-- Start of GIVEN DATA --

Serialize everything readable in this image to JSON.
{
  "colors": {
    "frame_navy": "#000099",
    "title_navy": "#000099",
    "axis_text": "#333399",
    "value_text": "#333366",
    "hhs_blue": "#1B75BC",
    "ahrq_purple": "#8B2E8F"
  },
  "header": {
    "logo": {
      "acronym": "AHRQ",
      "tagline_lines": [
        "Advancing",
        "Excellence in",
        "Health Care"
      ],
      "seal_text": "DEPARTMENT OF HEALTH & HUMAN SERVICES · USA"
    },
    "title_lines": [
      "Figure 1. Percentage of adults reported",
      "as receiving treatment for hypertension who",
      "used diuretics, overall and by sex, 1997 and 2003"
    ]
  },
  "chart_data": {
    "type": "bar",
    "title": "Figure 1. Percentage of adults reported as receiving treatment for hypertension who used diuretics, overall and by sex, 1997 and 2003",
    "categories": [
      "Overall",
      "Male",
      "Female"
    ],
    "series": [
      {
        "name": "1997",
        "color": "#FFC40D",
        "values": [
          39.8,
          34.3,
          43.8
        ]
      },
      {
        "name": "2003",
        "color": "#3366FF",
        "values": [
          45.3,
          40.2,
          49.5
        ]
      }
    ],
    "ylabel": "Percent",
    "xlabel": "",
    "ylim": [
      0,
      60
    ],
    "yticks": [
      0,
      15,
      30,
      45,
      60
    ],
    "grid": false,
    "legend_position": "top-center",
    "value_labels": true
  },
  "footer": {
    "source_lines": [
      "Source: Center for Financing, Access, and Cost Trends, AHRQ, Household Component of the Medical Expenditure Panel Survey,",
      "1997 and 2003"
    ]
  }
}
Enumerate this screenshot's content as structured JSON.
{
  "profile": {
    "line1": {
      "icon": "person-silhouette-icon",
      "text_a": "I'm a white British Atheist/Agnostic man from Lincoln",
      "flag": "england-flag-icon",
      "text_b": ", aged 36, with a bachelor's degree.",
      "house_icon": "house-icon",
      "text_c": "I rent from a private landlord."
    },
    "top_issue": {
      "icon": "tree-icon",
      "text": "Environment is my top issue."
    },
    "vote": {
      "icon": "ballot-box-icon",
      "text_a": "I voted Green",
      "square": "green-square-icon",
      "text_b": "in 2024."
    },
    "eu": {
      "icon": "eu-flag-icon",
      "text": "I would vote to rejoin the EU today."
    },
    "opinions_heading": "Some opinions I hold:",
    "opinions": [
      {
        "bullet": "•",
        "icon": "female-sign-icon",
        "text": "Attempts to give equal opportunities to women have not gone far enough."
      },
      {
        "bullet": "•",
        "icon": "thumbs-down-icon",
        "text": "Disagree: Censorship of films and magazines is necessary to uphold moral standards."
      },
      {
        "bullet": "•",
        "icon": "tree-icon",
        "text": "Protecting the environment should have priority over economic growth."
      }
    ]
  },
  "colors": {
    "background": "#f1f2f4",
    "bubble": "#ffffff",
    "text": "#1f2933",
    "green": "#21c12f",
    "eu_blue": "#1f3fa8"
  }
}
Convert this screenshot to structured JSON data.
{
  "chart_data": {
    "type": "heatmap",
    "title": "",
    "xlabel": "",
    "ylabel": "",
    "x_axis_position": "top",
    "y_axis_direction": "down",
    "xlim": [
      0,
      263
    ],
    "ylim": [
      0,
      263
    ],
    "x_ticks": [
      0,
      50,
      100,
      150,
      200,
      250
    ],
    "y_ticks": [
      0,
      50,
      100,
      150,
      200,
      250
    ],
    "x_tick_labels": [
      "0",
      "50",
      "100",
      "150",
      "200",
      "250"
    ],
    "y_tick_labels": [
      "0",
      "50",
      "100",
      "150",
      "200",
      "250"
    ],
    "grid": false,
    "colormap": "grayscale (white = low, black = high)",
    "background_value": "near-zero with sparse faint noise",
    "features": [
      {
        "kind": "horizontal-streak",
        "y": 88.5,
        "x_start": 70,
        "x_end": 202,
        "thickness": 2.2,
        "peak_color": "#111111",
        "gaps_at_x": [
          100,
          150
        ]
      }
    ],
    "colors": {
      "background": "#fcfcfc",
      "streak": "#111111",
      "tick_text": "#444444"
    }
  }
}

-- End of GIVEN DATA --

TASK PROMPT
Return all of the entries exactly as they were supplied.

EXERCISE ANSWER
Serialize everything readable in this image to JSON.
{
  "colors": {
    "frame_navy": "#000099",
    "title_navy": "#000099",
    "axis_text": "#333399",
    "value_text": "#333366",
    "hhs_blue": "#1B75BC",
    "ahrq_purple": "#8B2E8F"
  },
  "header": {
    "logo": {
      "acronym": "AHRQ",
      "tagline_lines": [
        "Advancing",
        "Excellence in",
        "Health Care"
      ],
      "seal_text": "DEPARTMENT OF HEALTH & HUMAN SERVICES · USA"
    },
    "title_lines": [
      "Figure 1. Percentage of adults reported",
      "as receiving treatment for hypertension who",
      "used diuretics, overall and by sex, 1997 and 2003"
    ]
  },
  "chart_data": {
    "type": "bar",
    "title": "Figure 1. Percentage of adults reported as receiving treatment for hypertension who used diuretics, overall and by sex, 1997 and 2003",
    "categories": [
      "Overall",
      "Male",
      "Female"
    ],
    "series": [
      {
        "name": "1997",
        "color": "#FFC40D",
        "values": [
          39.8,
          34.3,
          43.8
        ]
      },
      {
        "name": "2003",
        "color": "#3366FF",
        "values": [
          45.3,
          40.2,
          49.5
        ]
      }
    ],
    "ylabel": "Percent",
    "xlabel": "",
    "ylim": [
      0,
      60
    ],
    "yticks": [
      0,
      15,
      30,
      45,
      60
    ],
    "grid": false,
    "legend_position": "top-center",
    "value_labels": true
  },
  "footer": {
    "source_lines": [
      "Source: Center for Financing, Access, and Cost Trends, AHRQ, Household Component of the Medical Expenditure Panel Survey,",
      "1997 and 2003"
    ]
  }
}
Enumerate this screenshot's content as structured JSON.
{
  "profile": {
    "line1": {
      "icon": "person-silhouette-icon",
      "text_a": "I'm a white British Atheist/Agnostic man from Lincoln",
      "flag": "england-flag-icon",
      "text_b": ", aged 36, with a bachelor's degree.",
      "house_icon": "house-icon",
      "text_c": "I rent from a private landlord."
    },
    "top_issue": {
      "icon": "tree-icon",
      "text": "Environment is my top issue."
    },
    "vote": {
      "icon": "ballot-box-icon",
      "text_a": "I voted Green",
      "square": "green-square-icon",
      "text_b": "in 2024."
    },
    "eu": {
      "icon": "eu-flag-icon",
      "text": "I would vote to rejoin the EU today."
    },
    "opinions_heading": "Some opinions I hold:",
    "opinions": [
      {
        "bullet": "•",
        "icon": "female-sign-icon",
        "text": "Attempts to give equal opportunities to women have not gone far enough."
      },
      {
        "bullet": "•",
        "icon": "thumbs-down-icon",
        "text": "Disagree: Censorship of films and magazines is necessary to uphold moral standards."
      },
      {
        "bullet": "•",
        "icon": "tree-icon",
        "text": "Protecting the environment should have priority over economic growth."
      }
    ]
  },
  "colors": {
    "background": "#f1f2f4",
    "bubble": "#ffffff",
    "text": "#1f2933",
    "green": "#21c12f",
    "eu_blue": "#1f3fa8"
  }
}
Convert this screenshot to structured JSON data.
{
  "chart_data": {
    "type": "heatmap",
    "title": "",
    "xlabel": "",
    "ylabel": "",
    "x_axis_position": "top",
    "y_axis_direction": "down",
    "xlim": [
      0,
      263
    ],
    "ylim": [
      0,
      263
    ],
    "x_ticks": [
      0,
      50,
      100,
      150,
      200,
      250
    ],
    "y_ticks": [
      0,
      50,
      100,
      150,
      200,
      250
    ],
    "x_tick_labels": [
      "0",
      "50",
      "100",
      "150",
      "200",
      "250"
    ],
    "y_tick_labels": [
      "0",
      "50",
      "100",
      "150",
      "200",
      "250"
    ],
    "grid": false,
    "colormap": "grayscale (white = low, black = high)",
    "background_value": "near-zero with sparse faint noise",
    "features": [
      {
        "kind": "horizontal-streak",
        "y": 88.5,
        "x_start": 70,
        "x_end": 202,
        "thickness": 2.2,
        "peak_color": "#111111",
        "gaps_at_x": [
          100,
          150
        ]
      }
    ],
    "colors": {
      "background": "#fcfcfc",
      "streak": "#111111",
      "tick_text": "#444444"
    }
  }
}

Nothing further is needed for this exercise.